--- begin TASK MATERIAL ---

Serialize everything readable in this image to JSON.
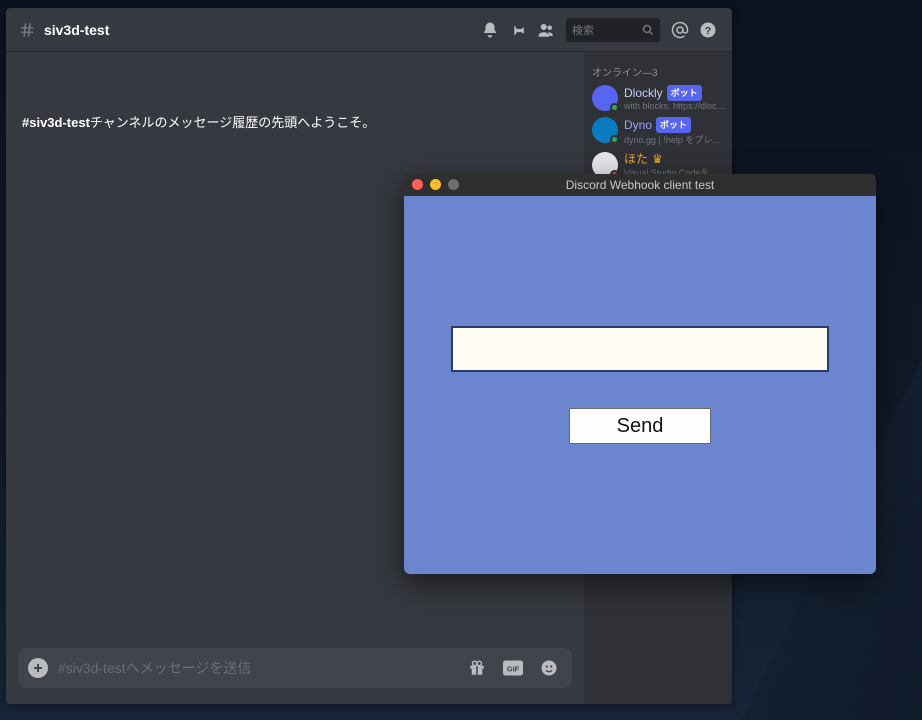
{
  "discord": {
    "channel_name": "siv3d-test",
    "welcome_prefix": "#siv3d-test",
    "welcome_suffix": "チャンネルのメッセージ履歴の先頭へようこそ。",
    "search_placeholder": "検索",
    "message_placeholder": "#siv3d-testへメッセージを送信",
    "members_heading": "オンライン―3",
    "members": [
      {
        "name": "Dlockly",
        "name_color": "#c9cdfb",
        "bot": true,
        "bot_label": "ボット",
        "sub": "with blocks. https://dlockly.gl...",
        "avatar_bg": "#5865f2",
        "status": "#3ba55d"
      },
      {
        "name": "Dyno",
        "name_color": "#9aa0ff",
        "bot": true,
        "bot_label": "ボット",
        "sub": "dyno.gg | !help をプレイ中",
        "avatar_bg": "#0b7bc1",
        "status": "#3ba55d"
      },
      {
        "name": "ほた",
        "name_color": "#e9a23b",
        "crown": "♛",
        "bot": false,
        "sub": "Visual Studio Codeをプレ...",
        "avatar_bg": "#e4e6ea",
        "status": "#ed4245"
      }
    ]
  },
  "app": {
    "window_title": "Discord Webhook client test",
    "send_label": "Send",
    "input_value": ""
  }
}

--- end TASK MATERIAL ---

EXERCISE AIM: Make an exact copy of all the material, but keep the pictures out of it.

COMPLETED TASK:
Serialize everything readable in this image to JSON.
{
  "discord": {
    "channel_name": "siv3d-test",
    "welcome_prefix": "#siv3d-test",
    "welcome_suffix": "チャンネルのメッセージ履歴の先頭へようこそ。",
    "search_placeholder": "検索",
    "message_placeholder": "#siv3d-testへメッセージを送信",
    "members_heading": "オンライン―3",
    "members": [
      {
        "name": "Dlockly",
        "name_color": "#c9cdfb",
        "bot": true,
        "bot_label": "ボット",
        "sub": "with blocks. https://dlockly.gl...",
        "avatar_bg": "#5865f2",
        "status": "#3ba55d"
      },
      {
        "name": "Dyno",
        "name_color": "#9aa0ff",
        "bot": true,
        "bot_label": "ボット",
        "sub": "dyno.gg | !help をプレイ中",
        "avatar_bg": "#0b7bc1",
        "status": "#3ba55d"
      },
      {
        "name": "ほた",
        "name_color": "#e9a23b",
        "crown": "♛",
        "bot": false,
        "sub": "Visual Studio Codeをプレ...",
        "avatar_bg": "#e4e6ea",
        "status": "#ed4245"
      }
    ]
  },
  "app": {
    "window_title": "Discord Webhook client test",
    "send_label": "Send",
    "input_value": ""
  }
}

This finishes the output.